■ Problem to work on: Copy out all the data, word for word.

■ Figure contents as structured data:
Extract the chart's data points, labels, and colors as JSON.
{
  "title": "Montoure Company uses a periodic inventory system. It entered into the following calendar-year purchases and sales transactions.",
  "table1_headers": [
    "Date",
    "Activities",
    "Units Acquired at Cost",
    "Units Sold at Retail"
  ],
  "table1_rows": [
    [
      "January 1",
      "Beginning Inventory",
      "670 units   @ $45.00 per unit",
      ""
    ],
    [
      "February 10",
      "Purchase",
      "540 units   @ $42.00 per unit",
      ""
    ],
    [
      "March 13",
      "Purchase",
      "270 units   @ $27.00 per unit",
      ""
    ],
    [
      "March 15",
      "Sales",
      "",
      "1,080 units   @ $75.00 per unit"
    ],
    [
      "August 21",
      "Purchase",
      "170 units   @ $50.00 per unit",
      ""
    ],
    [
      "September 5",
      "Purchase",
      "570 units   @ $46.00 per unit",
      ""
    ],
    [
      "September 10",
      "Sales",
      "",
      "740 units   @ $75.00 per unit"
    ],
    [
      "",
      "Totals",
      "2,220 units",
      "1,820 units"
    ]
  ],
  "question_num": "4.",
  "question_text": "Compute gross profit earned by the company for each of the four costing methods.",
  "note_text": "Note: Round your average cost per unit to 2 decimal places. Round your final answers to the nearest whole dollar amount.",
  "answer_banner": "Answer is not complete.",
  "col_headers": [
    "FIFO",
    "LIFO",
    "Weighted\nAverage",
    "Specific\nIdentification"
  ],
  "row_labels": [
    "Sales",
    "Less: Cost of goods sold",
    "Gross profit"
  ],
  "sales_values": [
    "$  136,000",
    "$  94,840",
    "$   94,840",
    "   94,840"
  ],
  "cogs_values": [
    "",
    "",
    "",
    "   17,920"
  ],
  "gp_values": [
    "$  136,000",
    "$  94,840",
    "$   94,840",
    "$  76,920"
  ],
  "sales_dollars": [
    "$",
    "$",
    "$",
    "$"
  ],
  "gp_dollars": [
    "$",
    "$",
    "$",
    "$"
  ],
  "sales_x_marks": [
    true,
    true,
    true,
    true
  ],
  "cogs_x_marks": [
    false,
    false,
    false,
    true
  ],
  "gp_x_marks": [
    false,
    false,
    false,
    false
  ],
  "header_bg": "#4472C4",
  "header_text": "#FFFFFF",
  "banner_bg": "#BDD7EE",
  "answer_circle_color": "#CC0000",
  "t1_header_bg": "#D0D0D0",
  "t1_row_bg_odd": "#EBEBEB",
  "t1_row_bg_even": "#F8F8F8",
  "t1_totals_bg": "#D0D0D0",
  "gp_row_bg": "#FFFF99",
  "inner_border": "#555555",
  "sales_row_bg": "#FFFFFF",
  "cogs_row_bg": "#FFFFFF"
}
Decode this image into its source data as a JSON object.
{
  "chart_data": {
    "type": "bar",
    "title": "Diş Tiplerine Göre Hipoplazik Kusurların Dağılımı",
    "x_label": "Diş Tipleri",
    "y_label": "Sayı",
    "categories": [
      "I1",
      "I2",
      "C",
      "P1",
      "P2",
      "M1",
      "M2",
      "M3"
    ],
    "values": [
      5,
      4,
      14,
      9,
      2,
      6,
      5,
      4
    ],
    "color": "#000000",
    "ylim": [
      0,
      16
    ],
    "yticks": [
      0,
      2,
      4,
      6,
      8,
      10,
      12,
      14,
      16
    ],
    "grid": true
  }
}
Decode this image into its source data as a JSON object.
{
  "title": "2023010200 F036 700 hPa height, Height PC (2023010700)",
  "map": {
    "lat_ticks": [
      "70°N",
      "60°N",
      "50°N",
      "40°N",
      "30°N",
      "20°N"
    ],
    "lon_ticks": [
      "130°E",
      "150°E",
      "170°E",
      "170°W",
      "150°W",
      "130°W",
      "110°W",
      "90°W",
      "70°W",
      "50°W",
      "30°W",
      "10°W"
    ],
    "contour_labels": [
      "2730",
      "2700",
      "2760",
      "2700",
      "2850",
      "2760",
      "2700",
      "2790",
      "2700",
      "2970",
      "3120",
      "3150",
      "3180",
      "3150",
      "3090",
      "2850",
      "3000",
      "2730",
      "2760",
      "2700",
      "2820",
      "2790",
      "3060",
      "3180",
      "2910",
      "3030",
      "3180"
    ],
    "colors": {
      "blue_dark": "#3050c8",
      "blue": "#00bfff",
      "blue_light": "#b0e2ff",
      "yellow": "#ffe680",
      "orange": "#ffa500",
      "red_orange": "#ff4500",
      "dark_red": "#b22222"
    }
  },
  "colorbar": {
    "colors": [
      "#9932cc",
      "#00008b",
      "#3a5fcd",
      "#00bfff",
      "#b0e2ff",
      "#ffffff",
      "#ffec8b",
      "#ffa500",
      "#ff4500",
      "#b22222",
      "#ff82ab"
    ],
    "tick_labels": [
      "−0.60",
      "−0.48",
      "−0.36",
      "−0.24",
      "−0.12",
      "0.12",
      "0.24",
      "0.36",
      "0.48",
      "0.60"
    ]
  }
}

■ Output for this exercise:
Extract the chart's data points, labels, and colors as JSON.
{
  "title": "Montoure Company uses a periodic inventory system. It entered into the following calendar-year purchases and sales transactions.",
  "table1_headers": [
    "Date",
    "Activities",
    "Units Acquired at Cost",
    "Units Sold at Retail"
  ],
  "table1_rows": [
    [
      "January 1",
      "Beginning Inventory",
      "670 units   @ $45.00 per unit",
      ""
    ],
    [
      "February 10",
      "Purchase",
      "540 units   @ $42.00 per unit",
      ""
    ],
    [
      "March 13",
      "Purchase",
      "270 units   @ $27.00 per unit",
      ""
    ],
    [
      "March 15",
      "Sales",
      "",
      "1,080 units   @ $75.00 per unit"
    ],
    [
      "August 21",
      "Purchase",
      "170 units   @ $50.00 per unit",
      ""
    ],
    [
      "September 5",
      "Purchase",
      "570 units   @ $46.00 per unit",
      ""
    ],
    [
      "September 10",
      "Sales",
      "",
      "740 units   @ $75.00 per unit"
    ],
    [
      "",
      "Totals",
      "2,220 units",
      "1,820 units"
    ]
  ],
  "question_num": "4.",
  "question_text": "Compute gross profit earned by the company for each of the four costing methods.",
  "note_text": "Note: Round your average cost per unit to 2 decimal places. Round your final answers to the nearest whole dollar amount.",
  "answer_banner": "Answer is not complete.",
  "col_headers": [
    "FIFO",
    "LIFO",
    "Weighted\nAverage",
    "Specific\nIdentification"
  ],
  "row_labels": [
    "Sales",
    "Less: Cost of goods sold",
    "Gross profit"
  ],
  "sales_values": [
    "$  136,000",
    "$  94,840",
    "$   94,840",
    "   94,840"
  ],
  "cogs_values": [
    "",
    "",
    "",
    "   17,920"
  ],
  "gp_values": [
    "$  136,000",
    "$  94,840",
    "$   94,840",
    "$  76,920"
  ],
  "sales_dollars": [
    "$",
    "$",
    "$",
    "$"
  ],
  "gp_dollars": [
    "$",
    "$",
    "$",
    "$"
  ],
  "sales_x_marks": [
    true,
    true,
    true,
    true
  ],
  "cogs_x_marks": [
    false,
    false,
    false,
    true
  ],
  "gp_x_marks": [
    false,
    false,
    false,
    false
  ],
  "header_bg": "#4472C4",
  "header_text": "#FFFFFF",
  "banner_bg": "#BDD7EE",
  "answer_circle_color": "#CC0000",
  "t1_header_bg": "#D0D0D0",
  "t1_row_bg_odd": "#EBEBEB",
  "t1_row_bg_even": "#F8F8F8",
  "t1_totals_bg": "#D0D0D0",
  "gp_row_bg": "#FFFF99",
  "inner_border": "#555555",
  "sales_row_bg": "#FFFFFF",
  "cogs_row_bg": "#FFFFFF"
}
Decode this image into its source data as a JSON object.
{
  "chart_data": {
    "type": "bar",
    "title": "Diş Tiplerine Göre Hipoplazik Kusurların Dağılımı",
    "x_label": "Diş Tipleri",
    "y_label": "Sayı",
    "categories": [
      "I1",
      "I2",
      "C",
      "P1",
      "P2",
      "M1",
      "M2",
      "M3"
    ],
    "values": [
      5,
      4,
      14,
      9,
      2,
      6,
      5,
      4
    ],
    "color": "#000000",
    "ylim": [
      0,
      16
    ],
    "yticks": [
      0,
      2,
      4,
      6,
      8,
      10,
      12,
      14,
      16
    ],
    "grid": true
  }
}
Decode this image into its source data as a JSON object.
{
  "title": "2023010200 F036 700 hPa height, Height PC (2023010700)",
  "map": {
    "lat_ticks": [
      "70°N",
      "60°N",
      "50°N",
      "40°N",
      "30°N",
      "20°N"
    ],
    "lon_ticks": [
      "130°E",
      "150°E",
      "170°E",
      "170°W",
      "150°W",
      "130°W",
      "110°W",
      "90°W",
      "70°W",
      "50°W",
      "30°W",
      "10°W"
    ],
    "contour_labels": [
      "2730",
      "2700",
      "2760",
      "2700",
      "2850",
      "2760",
      "2700",
      "2790",
      "2700",
      "2970",
      "3120",
      "3150",
      "3180",
      "3150",
      "3090",
      "2850",
      "3000",
      "2730",
      "2760",
      "2700",
      "2820",
      "2790",
      "3060",
      "3180",
      "2910",
      "3030",
      "3180"
    ],
    "colors": {
      "blue_dark": "#3050c8",
      "blue": "#00bfff",
      "blue_light": "#b0e2ff",
      "yellow": "#ffe680",
      "orange": "#ffa500",
      "red_orange": "#ff4500",
      "dark_red": "#b22222"
    }
  },
  "colorbar": {
    "colors": [
      "#9932cc",
      "#00008b",
      "#3a5fcd",
      "#00bfff",
      "#b0e2ff",
      "#ffffff",
      "#ffec8b",
      "#ffa500",
      "#ff4500",
      "#b22222",
      "#ff82ab"
    ],
    "tick_labels": [
      "−0.60",
      "−0.48",
      "−0.36",
      "−0.24",
      "−0.12",
      "0.12",
      "0.24",
      "0.36",
      "0.48",
      "0.60"
    ]
  }
}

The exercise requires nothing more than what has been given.